* [EXERCISE GOAL] "caption" appears in how many lines of the entries? State only the number.
START
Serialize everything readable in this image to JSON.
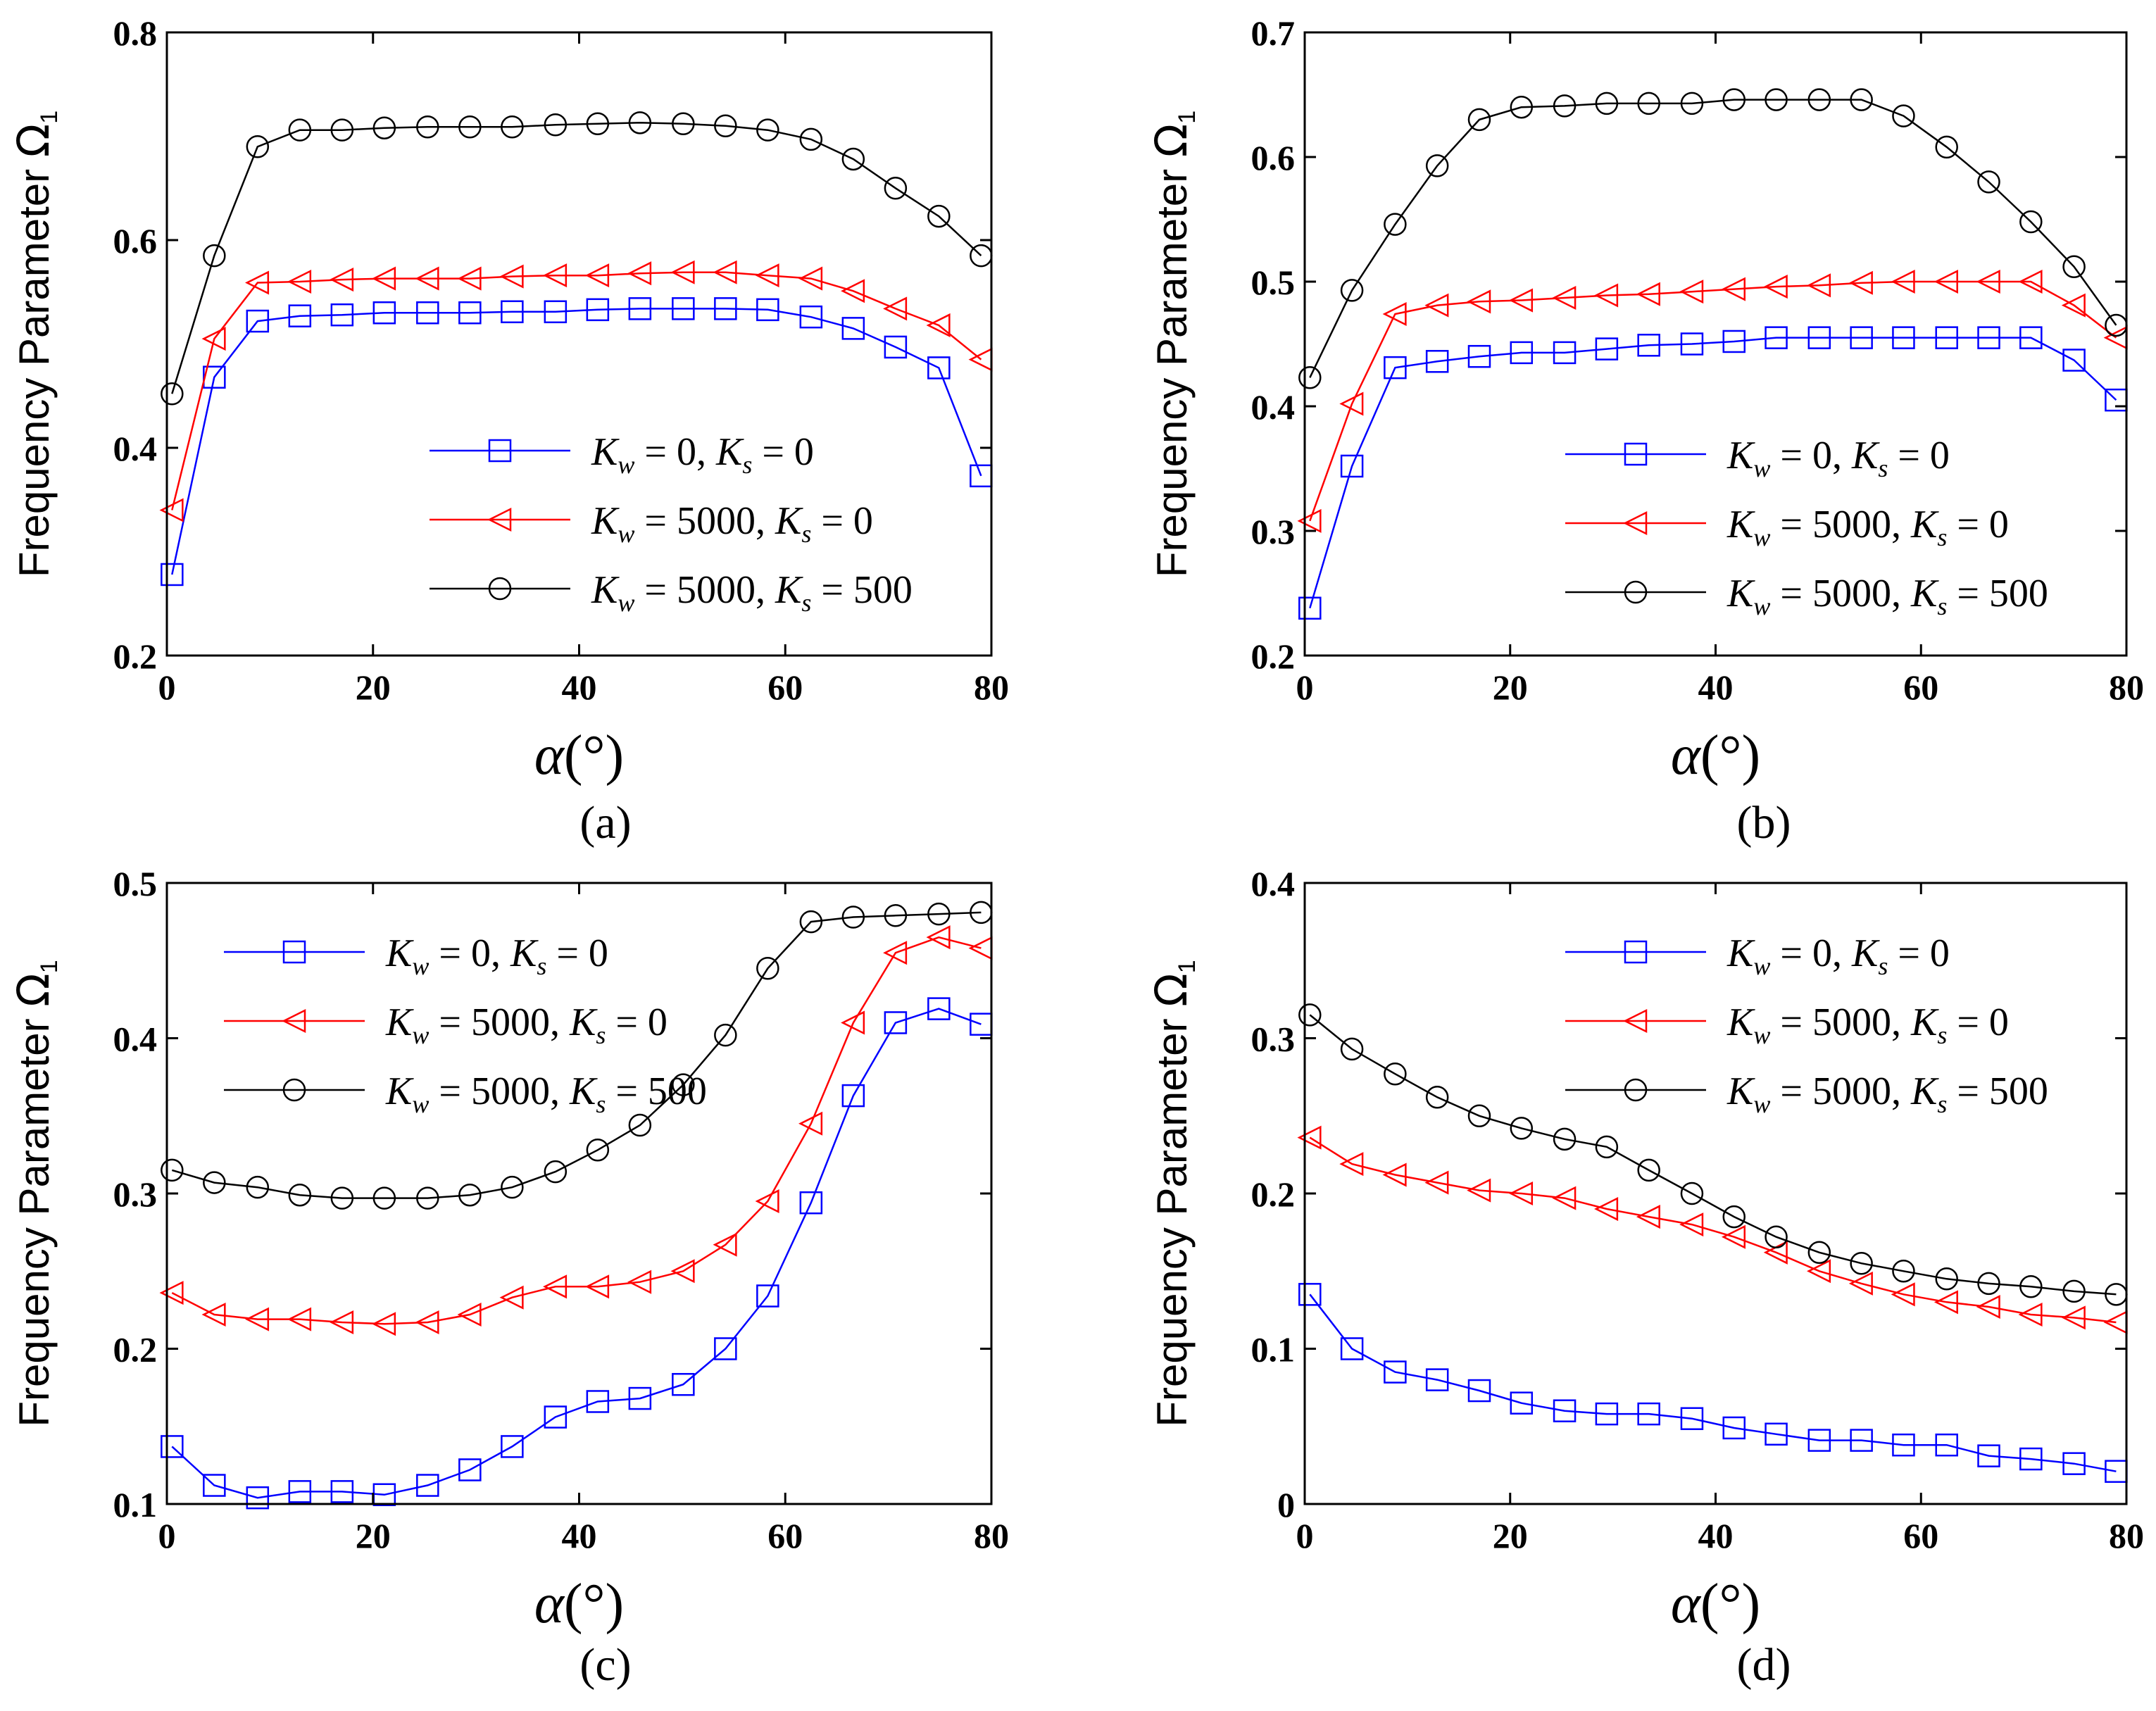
{
  "chart_data": [
    {
      "type": "line",
      "caption": "(a)",
      "ylabel": "Frequency Parameter",
      "ylabel_symbol": "Ω",
      "ylabel_sub": "1",
      "xlabel_symbol": "α",
      "xlabel_unit": "(°)",
      "xlim": [
        0,
        80
      ],
      "ylim": [
        0.2,
        0.8
      ],
      "xticks": [
        0,
        20,
        40,
        60,
        80
      ],
      "yticks": [
        0.2,
        0.4,
        0.6,
        0.8
      ],
      "legend_position": "lower-right",
      "x": [
        0.5,
        4.6,
        8.8,
        12.9,
        17.0,
        21.1,
        25.3,
        29.4,
        33.5,
        37.7,
        41.8,
        45.9,
        50.1,
        54.2,
        58.3,
        62.5,
        66.6,
        70.7,
        74.9,
        79.0
      ],
      "series": [
        {
          "name": "Kw=0, Ks=0",
          "kw": "0",
          "ks": "0",
          "color": "#0000ff",
          "marker": "square",
          "values": [
            0.278,
            0.468,
            0.522,
            0.527,
            0.528,
            0.53,
            0.53,
            0.53,
            0.531,
            0.531,
            0.533,
            0.534,
            0.534,
            0.534,
            0.533,
            0.526,
            0.515,
            0.497,
            0.477,
            0.373
          ]
        },
        {
          "name": "Kw=5000, Ks=0",
          "kw": "5000",
          "ks": "0",
          "color": "#ff0000",
          "marker": "triangle-left",
          "values": [
            0.34,
            0.505,
            0.559,
            0.56,
            0.562,
            0.563,
            0.563,
            0.563,
            0.565,
            0.566,
            0.566,
            0.568,
            0.569,
            0.569,
            0.566,
            0.563,
            0.551,
            0.534,
            0.518,
            0.485
          ]
        },
        {
          "name": "Kw=5000, Ks=500",
          "kw": "5000",
          "ks": "500",
          "color": "#000000",
          "marker": "circle",
          "values": [
            0.452,
            0.585,
            0.69,
            0.706,
            0.706,
            0.708,
            0.709,
            0.709,
            0.709,
            0.711,
            0.712,
            0.713,
            0.712,
            0.71,
            0.706,
            0.697,
            0.678,
            0.65,
            0.623,
            0.585
          ]
        }
      ]
    },
    {
      "type": "line",
      "caption": "(b)",
      "ylabel": "Frequency Parameter",
      "ylabel_symbol": "Ω",
      "ylabel_sub": "1",
      "xlabel_symbol": "α",
      "xlabel_unit": "(°)",
      "xlim": [
        0,
        80
      ],
      "ylim": [
        0.2,
        0.7
      ],
      "xticks": [
        0,
        20,
        40,
        60,
        80
      ],
      "yticks": [
        0.2,
        0.3,
        0.4,
        0.5,
        0.6,
        0.7
      ],
      "legend_position": "lower-right",
      "x": [
        0.5,
        4.6,
        8.8,
        12.9,
        17.0,
        21.1,
        25.3,
        29.4,
        33.5,
        37.7,
        41.8,
        45.9,
        50.1,
        54.2,
        58.3,
        62.5,
        66.6,
        70.7,
        74.9,
        79.0
      ],
      "series": [
        {
          "name": "Kw=0, Ks=0",
          "kw": "0",
          "ks": "0",
          "color": "#0000ff",
          "marker": "square",
          "values": [
            0.238,
            0.352,
            0.431,
            0.436,
            0.44,
            0.443,
            0.443,
            0.446,
            0.449,
            0.45,
            0.452,
            0.455,
            0.455,
            0.455,
            0.455,
            0.455,
            0.455,
            0.455,
            0.437,
            0.405
          ]
        },
        {
          "name": "Kw=5000, Ks=0",
          "kw": "5000",
          "ks": "0",
          "color": "#ff0000",
          "marker": "triangle-left",
          "values": [
            0.308,
            0.402,
            0.474,
            0.481,
            0.484,
            0.485,
            0.487,
            0.489,
            0.49,
            0.492,
            0.494,
            0.496,
            0.497,
            0.499,
            0.5,
            0.5,
            0.5,
            0.5,
            0.481,
            0.455
          ]
        },
        {
          "name": "Kw=5000, Ks=500",
          "kw": "5000",
          "ks": "500",
          "color": "#000000",
          "marker": "circle",
          "values": [
            0.423,
            0.493,
            0.546,
            0.593,
            0.63,
            0.64,
            0.641,
            0.643,
            0.643,
            0.643,
            0.646,
            0.646,
            0.646,
            0.646,
            0.633,
            0.608,
            0.58,
            0.548,
            0.512,
            0.465
          ]
        }
      ]
    },
    {
      "type": "line",
      "caption": "(c)",
      "ylabel": "Frequency Parameter",
      "ylabel_symbol": "Ω",
      "ylabel_sub": "1",
      "xlabel_symbol": "α",
      "xlabel_unit": "(°)",
      "xlim": [
        0,
        80
      ],
      "ylim": [
        0.1,
        0.5
      ],
      "xticks": [
        0,
        20,
        40,
        60,
        80
      ],
      "yticks": [
        0.1,
        0.2,
        0.3,
        0.4,
        0.5
      ],
      "legend_position": "upper-left",
      "x": [
        0.5,
        4.6,
        8.8,
        12.9,
        17.0,
        21.1,
        25.3,
        29.4,
        33.5,
        37.7,
        41.8,
        45.9,
        50.1,
        54.2,
        58.3,
        62.5,
        66.6,
        70.7,
        74.9,
        79.0
      ],
      "series": [
        {
          "name": "Kw=0, Ks=0",
          "kw": "0",
          "ks": "0",
          "color": "#0000ff",
          "marker": "square",
          "values": [
            0.137,
            0.112,
            0.104,
            0.108,
            0.108,
            0.106,
            0.112,
            0.122,
            0.137,
            0.156,
            0.166,
            0.168,
            0.177,
            0.2,
            0.234,
            0.294,
            0.363,
            0.41,
            0.419,
            0.409
          ]
        },
        {
          "name": "Kw=5000, Ks=0",
          "kw": "5000",
          "ks": "0",
          "color": "#ff0000",
          "marker": "triangle-left",
          "values": [
            0.236,
            0.222,
            0.219,
            0.219,
            0.217,
            0.216,
            0.217,
            0.222,
            0.233,
            0.24,
            0.24,
            0.243,
            0.25,
            0.267,
            0.295,
            0.345,
            0.41,
            0.455,
            0.465,
            0.458
          ]
        },
        {
          "name": "Kw=5000, Ks=500",
          "kw": "5000",
          "ks": "500",
          "color": "#000000",
          "marker": "circle",
          "values": [
            0.315,
            0.307,
            0.304,
            0.299,
            0.297,
            0.297,
            0.297,
            0.299,
            0.304,
            0.314,
            0.328,
            0.344,
            0.37,
            0.402,
            0.445,
            0.475,
            0.478,
            0.479,
            0.48,
            0.481
          ]
        }
      ]
    },
    {
      "type": "line",
      "caption": "(d)",
      "ylabel": "Frequency Parameter",
      "ylabel_symbol": "Ω",
      "ylabel_sub": "1",
      "xlabel_symbol": "α",
      "xlabel_unit": "(°)",
      "xlim": [
        0,
        80
      ],
      "ylim": [
        0,
        0.4
      ],
      "xticks": [
        0,
        20,
        40,
        60,
        80
      ],
      "yticks": [
        0,
        0.1,
        0.2,
        0.3,
        0.4
      ],
      "legend_position": "upper-right",
      "x": [
        0.5,
        4.6,
        8.8,
        12.9,
        17.0,
        21.1,
        25.3,
        29.4,
        33.5,
        37.7,
        41.8,
        45.9,
        50.1,
        54.2,
        58.3,
        62.5,
        66.6,
        70.7,
        74.9,
        79.0
      ],
      "series": [
        {
          "name": "Kw=0, Ks=0",
          "kw": "0",
          "ks": "0",
          "color": "#0000ff",
          "marker": "square",
          "values": [
            0.135,
            0.1,
            0.085,
            0.08,
            0.073,
            0.065,
            0.06,
            0.058,
            0.058,
            0.055,
            0.049,
            0.045,
            0.041,
            0.041,
            0.038,
            0.038,
            0.031,
            0.029,
            0.026,
            0.021
          ]
        },
        {
          "name": "Kw=5000, Ks=0",
          "kw": "5000",
          "ks": "0",
          "color": "#ff0000",
          "marker": "triangle-left",
          "values": [
            0.236,
            0.219,
            0.212,
            0.207,
            0.202,
            0.2,
            0.197,
            0.19,
            0.185,
            0.18,
            0.172,
            0.162,
            0.15,
            0.142,
            0.135,
            0.13,
            0.127,
            0.122,
            0.12,
            0.117
          ]
        },
        {
          "name": "Kw=5000, Ks=500",
          "kw": "5000",
          "ks": "500",
          "color": "#000000",
          "marker": "circle",
          "values": [
            0.315,
            0.293,
            0.277,
            0.262,
            0.25,
            0.242,
            0.235,
            0.23,
            0.215,
            0.2,
            0.185,
            0.172,
            0.162,
            0.155,
            0.15,
            0.145,
            0.142,
            0.14,
            0.137,
            0.135
          ]
        }
      ]
    }
  ]
}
END
* [EXERCISE SOLUTION] 4